→ **What the task asks**: Scan the material and copy every line in which "JSON" appears.

** start of Information given **

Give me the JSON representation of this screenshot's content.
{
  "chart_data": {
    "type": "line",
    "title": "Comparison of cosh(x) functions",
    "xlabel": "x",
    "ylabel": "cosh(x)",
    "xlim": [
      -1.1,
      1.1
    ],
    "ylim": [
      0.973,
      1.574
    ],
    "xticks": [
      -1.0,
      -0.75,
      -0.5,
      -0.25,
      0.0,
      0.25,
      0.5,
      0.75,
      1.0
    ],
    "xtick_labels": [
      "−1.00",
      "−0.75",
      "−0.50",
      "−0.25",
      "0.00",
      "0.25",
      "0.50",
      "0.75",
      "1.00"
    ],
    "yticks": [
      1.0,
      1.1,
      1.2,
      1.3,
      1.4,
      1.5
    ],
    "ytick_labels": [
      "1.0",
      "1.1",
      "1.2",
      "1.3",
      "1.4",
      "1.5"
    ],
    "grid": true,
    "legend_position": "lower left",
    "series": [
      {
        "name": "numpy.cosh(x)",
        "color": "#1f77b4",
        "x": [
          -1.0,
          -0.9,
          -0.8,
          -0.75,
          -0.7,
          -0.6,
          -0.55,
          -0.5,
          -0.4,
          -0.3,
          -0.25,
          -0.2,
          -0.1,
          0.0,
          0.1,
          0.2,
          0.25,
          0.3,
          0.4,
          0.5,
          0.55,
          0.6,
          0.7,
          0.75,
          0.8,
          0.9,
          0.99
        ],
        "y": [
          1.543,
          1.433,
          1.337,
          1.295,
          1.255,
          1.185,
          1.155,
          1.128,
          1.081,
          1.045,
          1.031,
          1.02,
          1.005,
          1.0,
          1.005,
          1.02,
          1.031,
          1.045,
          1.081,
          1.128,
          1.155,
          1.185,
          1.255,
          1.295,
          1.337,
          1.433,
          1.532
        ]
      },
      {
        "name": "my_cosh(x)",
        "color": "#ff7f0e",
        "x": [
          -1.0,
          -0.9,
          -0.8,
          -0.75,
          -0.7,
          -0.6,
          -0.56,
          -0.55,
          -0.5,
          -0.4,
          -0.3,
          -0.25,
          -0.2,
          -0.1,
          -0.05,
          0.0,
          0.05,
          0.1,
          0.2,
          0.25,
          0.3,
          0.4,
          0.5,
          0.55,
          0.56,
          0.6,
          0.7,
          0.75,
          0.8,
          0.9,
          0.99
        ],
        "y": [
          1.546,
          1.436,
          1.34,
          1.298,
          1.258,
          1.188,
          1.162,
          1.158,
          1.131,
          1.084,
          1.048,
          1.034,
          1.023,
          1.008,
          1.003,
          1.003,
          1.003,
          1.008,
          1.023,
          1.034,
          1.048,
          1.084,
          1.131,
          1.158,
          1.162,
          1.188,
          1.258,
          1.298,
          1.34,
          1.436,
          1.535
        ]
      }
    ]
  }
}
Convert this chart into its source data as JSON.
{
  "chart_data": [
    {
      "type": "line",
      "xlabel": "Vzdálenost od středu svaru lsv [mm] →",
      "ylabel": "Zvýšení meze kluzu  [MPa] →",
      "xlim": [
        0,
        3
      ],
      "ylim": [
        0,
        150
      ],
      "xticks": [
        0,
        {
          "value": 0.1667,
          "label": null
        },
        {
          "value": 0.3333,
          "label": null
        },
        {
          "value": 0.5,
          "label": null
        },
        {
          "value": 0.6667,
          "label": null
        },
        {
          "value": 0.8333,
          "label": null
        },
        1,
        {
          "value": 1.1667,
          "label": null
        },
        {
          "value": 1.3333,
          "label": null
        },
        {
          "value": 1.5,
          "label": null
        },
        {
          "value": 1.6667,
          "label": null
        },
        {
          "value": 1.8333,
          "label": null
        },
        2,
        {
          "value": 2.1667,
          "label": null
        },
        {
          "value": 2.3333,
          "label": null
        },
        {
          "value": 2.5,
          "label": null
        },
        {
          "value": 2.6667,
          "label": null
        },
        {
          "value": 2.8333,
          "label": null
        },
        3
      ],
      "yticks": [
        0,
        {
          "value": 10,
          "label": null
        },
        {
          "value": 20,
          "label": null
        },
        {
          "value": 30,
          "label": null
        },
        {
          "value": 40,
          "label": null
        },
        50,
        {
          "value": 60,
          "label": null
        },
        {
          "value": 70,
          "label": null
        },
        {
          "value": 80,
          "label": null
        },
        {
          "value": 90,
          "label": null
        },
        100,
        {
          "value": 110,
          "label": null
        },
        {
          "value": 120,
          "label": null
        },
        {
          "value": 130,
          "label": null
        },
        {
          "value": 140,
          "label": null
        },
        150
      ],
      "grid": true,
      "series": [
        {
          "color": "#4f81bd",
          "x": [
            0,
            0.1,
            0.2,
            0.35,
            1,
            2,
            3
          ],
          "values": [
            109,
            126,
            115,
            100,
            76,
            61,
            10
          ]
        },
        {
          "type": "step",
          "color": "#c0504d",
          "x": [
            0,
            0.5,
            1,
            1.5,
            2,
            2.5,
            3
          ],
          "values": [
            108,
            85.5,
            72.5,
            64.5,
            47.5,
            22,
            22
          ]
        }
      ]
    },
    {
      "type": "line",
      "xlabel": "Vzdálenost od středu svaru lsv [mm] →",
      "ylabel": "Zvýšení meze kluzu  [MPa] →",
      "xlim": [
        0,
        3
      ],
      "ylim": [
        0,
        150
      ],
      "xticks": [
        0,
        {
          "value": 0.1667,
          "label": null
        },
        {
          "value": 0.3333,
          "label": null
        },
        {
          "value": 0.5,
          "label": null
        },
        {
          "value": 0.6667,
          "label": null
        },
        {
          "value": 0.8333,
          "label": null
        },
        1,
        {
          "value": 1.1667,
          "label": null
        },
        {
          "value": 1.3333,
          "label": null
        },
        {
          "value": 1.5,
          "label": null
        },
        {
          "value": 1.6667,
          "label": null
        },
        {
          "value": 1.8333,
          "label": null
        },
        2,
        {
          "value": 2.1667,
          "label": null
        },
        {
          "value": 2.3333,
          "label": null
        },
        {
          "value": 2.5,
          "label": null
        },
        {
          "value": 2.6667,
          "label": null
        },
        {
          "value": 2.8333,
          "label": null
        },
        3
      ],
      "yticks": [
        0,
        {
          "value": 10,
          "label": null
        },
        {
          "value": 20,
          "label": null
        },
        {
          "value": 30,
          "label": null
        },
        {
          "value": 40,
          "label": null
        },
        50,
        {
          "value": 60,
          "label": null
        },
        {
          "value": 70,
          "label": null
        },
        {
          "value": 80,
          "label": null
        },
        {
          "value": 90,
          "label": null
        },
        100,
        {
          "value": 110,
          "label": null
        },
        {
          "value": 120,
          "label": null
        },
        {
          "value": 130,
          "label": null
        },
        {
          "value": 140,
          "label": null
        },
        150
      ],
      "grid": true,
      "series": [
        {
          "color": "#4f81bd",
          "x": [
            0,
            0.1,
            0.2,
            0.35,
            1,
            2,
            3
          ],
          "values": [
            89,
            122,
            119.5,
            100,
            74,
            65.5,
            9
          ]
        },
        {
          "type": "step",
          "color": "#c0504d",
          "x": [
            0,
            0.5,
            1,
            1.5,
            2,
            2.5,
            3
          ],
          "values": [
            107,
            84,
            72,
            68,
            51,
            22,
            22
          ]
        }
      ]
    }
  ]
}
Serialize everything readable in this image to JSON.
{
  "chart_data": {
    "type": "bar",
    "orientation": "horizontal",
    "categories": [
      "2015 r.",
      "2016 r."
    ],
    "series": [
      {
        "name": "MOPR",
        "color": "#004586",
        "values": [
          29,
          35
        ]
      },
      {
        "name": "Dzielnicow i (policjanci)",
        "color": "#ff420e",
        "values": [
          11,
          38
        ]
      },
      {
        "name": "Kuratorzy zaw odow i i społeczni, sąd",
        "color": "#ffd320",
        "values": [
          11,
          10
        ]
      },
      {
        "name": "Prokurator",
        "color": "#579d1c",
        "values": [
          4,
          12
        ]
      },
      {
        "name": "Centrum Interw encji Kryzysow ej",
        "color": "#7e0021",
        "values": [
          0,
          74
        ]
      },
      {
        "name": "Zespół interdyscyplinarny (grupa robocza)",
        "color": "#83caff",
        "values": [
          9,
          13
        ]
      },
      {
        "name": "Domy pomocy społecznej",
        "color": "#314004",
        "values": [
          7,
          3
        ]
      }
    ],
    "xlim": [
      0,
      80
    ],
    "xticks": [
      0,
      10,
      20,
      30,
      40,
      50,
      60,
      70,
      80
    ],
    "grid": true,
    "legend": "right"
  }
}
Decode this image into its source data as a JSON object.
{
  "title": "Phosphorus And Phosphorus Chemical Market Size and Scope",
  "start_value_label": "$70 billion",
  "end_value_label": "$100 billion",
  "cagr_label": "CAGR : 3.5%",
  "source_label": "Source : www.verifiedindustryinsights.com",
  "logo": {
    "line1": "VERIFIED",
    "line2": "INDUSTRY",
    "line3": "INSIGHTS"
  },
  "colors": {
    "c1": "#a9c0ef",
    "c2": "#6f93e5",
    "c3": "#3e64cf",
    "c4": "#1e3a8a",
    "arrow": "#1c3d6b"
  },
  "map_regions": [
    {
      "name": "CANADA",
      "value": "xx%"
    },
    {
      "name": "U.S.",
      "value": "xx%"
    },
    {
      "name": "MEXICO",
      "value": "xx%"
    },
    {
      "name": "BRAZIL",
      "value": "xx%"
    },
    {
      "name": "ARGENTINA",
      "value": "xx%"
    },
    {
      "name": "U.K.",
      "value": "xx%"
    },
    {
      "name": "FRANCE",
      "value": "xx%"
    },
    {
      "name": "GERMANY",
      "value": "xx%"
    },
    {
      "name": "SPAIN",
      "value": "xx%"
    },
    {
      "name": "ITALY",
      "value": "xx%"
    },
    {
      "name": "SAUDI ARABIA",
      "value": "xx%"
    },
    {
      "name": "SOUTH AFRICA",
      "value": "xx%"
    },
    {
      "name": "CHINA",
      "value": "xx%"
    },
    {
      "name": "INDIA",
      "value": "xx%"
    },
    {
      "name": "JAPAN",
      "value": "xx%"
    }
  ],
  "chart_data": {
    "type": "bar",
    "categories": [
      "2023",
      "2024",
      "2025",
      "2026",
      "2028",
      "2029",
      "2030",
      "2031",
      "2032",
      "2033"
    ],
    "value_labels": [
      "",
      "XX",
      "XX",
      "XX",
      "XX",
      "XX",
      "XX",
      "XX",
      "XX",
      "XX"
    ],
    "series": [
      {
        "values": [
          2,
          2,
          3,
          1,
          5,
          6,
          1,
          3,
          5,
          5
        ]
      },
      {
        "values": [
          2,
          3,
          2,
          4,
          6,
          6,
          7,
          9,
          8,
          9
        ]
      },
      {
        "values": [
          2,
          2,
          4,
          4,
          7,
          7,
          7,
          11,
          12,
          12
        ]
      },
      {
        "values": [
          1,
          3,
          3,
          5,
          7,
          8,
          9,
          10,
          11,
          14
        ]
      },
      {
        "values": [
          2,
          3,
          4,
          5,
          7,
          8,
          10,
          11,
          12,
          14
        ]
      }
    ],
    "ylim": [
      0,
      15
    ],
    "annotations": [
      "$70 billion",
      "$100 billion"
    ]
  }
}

** end of Information given **

→ **Result below**:
Give me the JSON representation of this screenshot's content.
Convert this chart into its source data as JSON.
Serialize everything readable in this image to JSON.
Decode this image into its source data as a JSON object.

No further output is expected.